= WHAT TO PRODUCE =
Repeat everything in the material exactly.

[Stored items]
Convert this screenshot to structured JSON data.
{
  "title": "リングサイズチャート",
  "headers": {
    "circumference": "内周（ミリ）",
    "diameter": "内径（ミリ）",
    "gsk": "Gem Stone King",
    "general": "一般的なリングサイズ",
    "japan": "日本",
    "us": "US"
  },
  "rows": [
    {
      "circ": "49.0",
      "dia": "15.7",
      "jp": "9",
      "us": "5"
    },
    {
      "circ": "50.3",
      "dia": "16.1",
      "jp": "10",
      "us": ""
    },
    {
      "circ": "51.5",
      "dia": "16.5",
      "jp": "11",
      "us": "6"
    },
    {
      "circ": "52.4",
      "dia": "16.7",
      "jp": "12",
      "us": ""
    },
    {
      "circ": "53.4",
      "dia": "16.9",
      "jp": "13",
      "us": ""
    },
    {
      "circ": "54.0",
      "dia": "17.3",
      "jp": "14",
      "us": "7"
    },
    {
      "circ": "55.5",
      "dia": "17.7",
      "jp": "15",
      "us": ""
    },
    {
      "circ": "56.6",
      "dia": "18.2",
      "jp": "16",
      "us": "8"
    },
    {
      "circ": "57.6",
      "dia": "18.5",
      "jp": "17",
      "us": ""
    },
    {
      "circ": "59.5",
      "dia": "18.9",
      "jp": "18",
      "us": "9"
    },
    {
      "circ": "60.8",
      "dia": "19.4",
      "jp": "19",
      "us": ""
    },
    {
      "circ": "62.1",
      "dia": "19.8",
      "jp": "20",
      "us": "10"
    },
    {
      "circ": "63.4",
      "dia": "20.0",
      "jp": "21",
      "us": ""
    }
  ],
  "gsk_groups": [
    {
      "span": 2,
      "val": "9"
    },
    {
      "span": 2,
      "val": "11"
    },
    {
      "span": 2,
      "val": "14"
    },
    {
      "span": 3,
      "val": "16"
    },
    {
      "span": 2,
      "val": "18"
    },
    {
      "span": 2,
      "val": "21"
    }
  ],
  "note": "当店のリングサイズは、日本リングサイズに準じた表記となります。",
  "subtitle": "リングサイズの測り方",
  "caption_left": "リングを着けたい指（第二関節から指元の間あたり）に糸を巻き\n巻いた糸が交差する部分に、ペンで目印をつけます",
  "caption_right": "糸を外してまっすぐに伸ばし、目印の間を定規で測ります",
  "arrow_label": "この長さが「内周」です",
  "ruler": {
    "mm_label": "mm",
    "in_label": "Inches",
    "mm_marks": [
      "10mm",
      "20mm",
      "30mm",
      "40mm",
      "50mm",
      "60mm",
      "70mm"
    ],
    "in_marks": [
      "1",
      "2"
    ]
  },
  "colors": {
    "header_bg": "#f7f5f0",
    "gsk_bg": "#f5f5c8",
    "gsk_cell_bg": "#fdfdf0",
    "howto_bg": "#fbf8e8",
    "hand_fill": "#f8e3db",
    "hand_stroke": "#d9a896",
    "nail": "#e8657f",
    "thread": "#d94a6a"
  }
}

= FINISHED EXERCISE =
Convert this screenshot to structured JSON data.
{
  "title": "リングサイズチャート",
  "headers": {
    "circumference": "内周（ミリ）",
    "diameter": "内径（ミリ）",
    "gsk": "Gem Stone King",
    "general": "一般的なリングサイズ",
    "japan": "日本",
    "us": "US"
  },
  "rows": [
    {
      "circ": "49.0",
      "dia": "15.7",
      "jp": "9",
      "us": "5"
    },
    {
      "circ": "50.3",
      "dia": "16.1",
      "jp": "10",
      "us": ""
    },
    {
      "circ": "51.5",
      "dia": "16.5",
      "jp": "11",
      "us": "6"
    },
    {
      "circ": "52.4",
      "dia": "16.7",
      "jp": "12",
      "us": ""
    },
    {
      "circ": "53.4",
      "dia": "16.9",
      "jp": "13",
      "us": ""
    },
    {
      "circ": "54.0",
      "dia": "17.3",
      "jp": "14",
      "us": "7"
    },
    {
      "circ": "55.5",
      "dia": "17.7",
      "jp": "15",
      "us": ""
    },
    {
      "circ": "56.6",
      "dia": "18.2",
      "jp": "16",
      "us": "8"
    },
    {
      "circ": "57.6",
      "dia": "18.5",
      "jp": "17",
      "us": ""
    },
    {
      "circ": "59.5",
      "dia": "18.9",
      "jp": "18",
      "us": "9"
    },
    {
      "circ": "60.8",
      "dia": "19.4",
      "jp": "19",
      "us": ""
    },
    {
      "circ": "62.1",
      "dia": "19.8",
      "jp": "20",
      "us": "10"
    },
    {
      "circ": "63.4",
      "dia": "20.0",
      "jp": "21",
      "us": ""
    }
  ],
  "gsk_groups": [
    {
      "span": 2,
      "val": "9"
    },
    {
      "span": 2,
      "val": "11"
    },
    {
      "span": 2,
      "val": "14"
    },
    {
      "span": 3,
      "val": "16"
    },
    {
      "span": 2,
      "val": "18"
    },
    {
      "span": 2,
      "val": "21"
    }
  ],
  "note": "当店のリングサイズは、日本リングサイズに準じた表記となります。",
  "subtitle": "リングサイズの測り方",
  "caption_left": "リングを着けたい指（第二関節から指元の間あたり）に糸を巻き\n巻いた糸が交差する部分に、ペンで目印をつけます",
  "caption_right": "糸を外してまっすぐに伸ばし、目印の間を定規で測ります",
  "arrow_label": "この長さが「内周」です",
  "ruler": {
    "mm_label": "mm",
    "in_label": "Inches",
    "mm_marks": [
      "10mm",
      "20mm",
      "30mm",
      "40mm",
      "50mm",
      "60mm",
      "70mm"
    ],
    "in_marks": [
      "1",
      "2"
    ]
  },
  "colors": {
    "header_bg": "#f7f5f0",
    "gsk_bg": "#f5f5c8",
    "gsk_cell_bg": "#fdfdf0",
    "howto_bg": "#fbf8e8",
    "hand_fill": "#f8e3db",
    "hand_stroke": "#d9a896",
    "nail": "#e8657f",
    "thread": "#d94a6a"
  }
}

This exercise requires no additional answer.